─── Given text ───

Thank you Donnie.  At this point comparing slugs vs. pellets takes a lot of time, effort, and money. 

FX has posted twist rates, claiming slower twist rate barrels are meant for slugs.  I don't know what other manufacturer twist rates are, but I'd imagine their guns are made for pellets.  

From the latest video, there is still no pellet to slug comparison.  On top of that, 35 yards is not far.  The groups to me are unimpressive.  Increasing the distance will only make them worse.

The two criteria I'd be after would be energy retention at a given yardage (50 yard minimum), and of course accuracy.  50, 75, 100, and 125 yards would be nice.  I'd make a point to not use 2K+ FX 50+ FPE guns that dominate the airgun slug youtube videos.  Using guns from Daystate and AA under 40FPE would be a good start.

─── Record list ───

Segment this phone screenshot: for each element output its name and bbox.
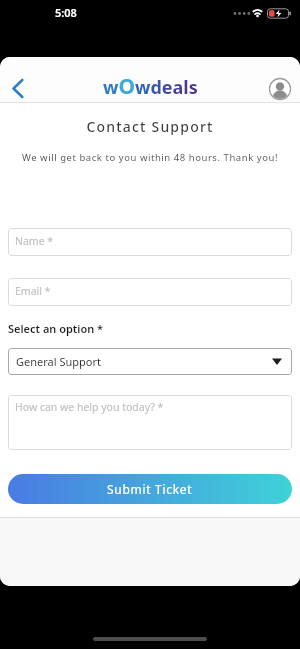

───
─── Record list ───

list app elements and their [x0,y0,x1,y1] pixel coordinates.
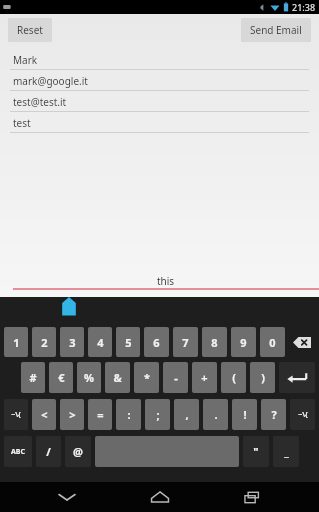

───

** Tasks **
a - In the slugs-versus-pellets post, rewrite the stretch from "Thank you Donnie.  At" through "a good start.", replacing "yards" with "meters".
b - Write what comes next in the slugs-versus-pellets post, picking up after its last sentence.

** The results **
a -
Thank you Donnie.  At this point comparing slugs vs. pellets takes a lot of time, effort, and money. 

FX has posted twist rates, claiming slower twist rate barrels are meant for slugs.  I don't know what other manufacturer twist rates are, but I'd imagine their guns are made for pellets.  

From the latest video, there is still no pellet to slug comparison.  On top of that, 35 meters is not far.  The groups to me are unimpressive.  Increasing the distance will only make them worse.

The two criteria I'd be after would be energy retention at a given yardage (50 yard minimum), and of course accuracy.  50, 75, 100, and 125 meters would be nice.  I'd make a point to not use 2K+ FX 50+ FPE guns that dominate the airgun slug youtube videos.  Using guns from Daystate and AA under 40FPE would be a good start.

b -
I'm under that impression slugs don't offer a lot of benefits unless you are shooting 75 yards or more. 

Starting with .22 .217 and .218 21 gr. H&N HP slugs vs. .22 H&N Kodiaks pellets would be interesting comparison.  Another one would be .22 NSA 17.5 gr. slugs vs. .22 JSB 18.13 exacts.  To me, I would have to compare weight retention and accuracy of both projectiles over 75 yards to justify purchasing slugs.